** Start of RECORDS PROVIDED **
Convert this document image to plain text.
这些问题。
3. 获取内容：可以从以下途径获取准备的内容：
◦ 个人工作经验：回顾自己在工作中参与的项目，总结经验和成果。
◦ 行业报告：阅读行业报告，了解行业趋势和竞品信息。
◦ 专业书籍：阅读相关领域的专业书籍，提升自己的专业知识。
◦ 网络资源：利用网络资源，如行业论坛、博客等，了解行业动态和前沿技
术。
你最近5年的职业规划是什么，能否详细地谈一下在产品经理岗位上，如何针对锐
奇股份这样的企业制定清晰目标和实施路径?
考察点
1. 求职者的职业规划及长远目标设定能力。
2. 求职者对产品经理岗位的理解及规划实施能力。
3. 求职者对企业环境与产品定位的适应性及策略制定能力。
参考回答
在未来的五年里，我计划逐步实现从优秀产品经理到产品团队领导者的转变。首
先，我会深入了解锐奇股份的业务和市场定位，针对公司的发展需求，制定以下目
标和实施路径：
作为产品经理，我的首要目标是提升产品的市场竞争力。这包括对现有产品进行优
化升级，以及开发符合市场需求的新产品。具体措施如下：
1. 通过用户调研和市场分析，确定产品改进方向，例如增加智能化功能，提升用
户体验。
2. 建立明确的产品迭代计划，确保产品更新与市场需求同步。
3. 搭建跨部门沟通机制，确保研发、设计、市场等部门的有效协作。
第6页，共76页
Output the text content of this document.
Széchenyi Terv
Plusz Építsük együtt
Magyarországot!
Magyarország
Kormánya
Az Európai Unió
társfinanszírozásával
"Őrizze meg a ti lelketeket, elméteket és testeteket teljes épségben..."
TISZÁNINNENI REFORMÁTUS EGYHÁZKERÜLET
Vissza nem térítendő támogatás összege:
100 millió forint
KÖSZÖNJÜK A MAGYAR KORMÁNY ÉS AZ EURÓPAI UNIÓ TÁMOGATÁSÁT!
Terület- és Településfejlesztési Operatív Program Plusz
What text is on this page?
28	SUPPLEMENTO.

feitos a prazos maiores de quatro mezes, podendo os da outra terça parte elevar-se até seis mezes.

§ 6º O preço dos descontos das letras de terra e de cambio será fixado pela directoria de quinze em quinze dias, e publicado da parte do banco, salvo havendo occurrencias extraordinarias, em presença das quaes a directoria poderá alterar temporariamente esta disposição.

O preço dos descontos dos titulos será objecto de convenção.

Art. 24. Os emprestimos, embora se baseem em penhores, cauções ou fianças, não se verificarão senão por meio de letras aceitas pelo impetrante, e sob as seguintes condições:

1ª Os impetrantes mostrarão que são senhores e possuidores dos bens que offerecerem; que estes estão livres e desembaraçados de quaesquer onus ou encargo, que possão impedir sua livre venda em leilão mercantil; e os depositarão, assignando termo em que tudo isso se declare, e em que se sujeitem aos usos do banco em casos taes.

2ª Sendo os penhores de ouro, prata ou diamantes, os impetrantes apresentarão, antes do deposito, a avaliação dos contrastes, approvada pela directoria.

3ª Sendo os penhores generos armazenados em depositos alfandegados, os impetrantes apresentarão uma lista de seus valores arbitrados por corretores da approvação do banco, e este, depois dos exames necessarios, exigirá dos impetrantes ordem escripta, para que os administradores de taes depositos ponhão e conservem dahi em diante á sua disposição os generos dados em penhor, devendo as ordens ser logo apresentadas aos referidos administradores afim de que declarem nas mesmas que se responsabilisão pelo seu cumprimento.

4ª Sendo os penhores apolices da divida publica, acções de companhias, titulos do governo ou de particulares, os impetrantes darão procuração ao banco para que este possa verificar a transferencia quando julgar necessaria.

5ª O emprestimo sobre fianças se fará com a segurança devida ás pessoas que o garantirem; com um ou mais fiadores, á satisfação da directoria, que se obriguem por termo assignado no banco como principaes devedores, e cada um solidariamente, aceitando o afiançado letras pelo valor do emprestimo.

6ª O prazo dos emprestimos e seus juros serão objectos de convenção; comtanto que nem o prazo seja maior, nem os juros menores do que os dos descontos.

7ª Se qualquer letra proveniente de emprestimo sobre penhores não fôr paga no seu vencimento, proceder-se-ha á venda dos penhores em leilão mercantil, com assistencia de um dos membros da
** End of RECORDS PROVIDED **
How many lines of the records contain the string "titulos"? Respond with the number alone.

2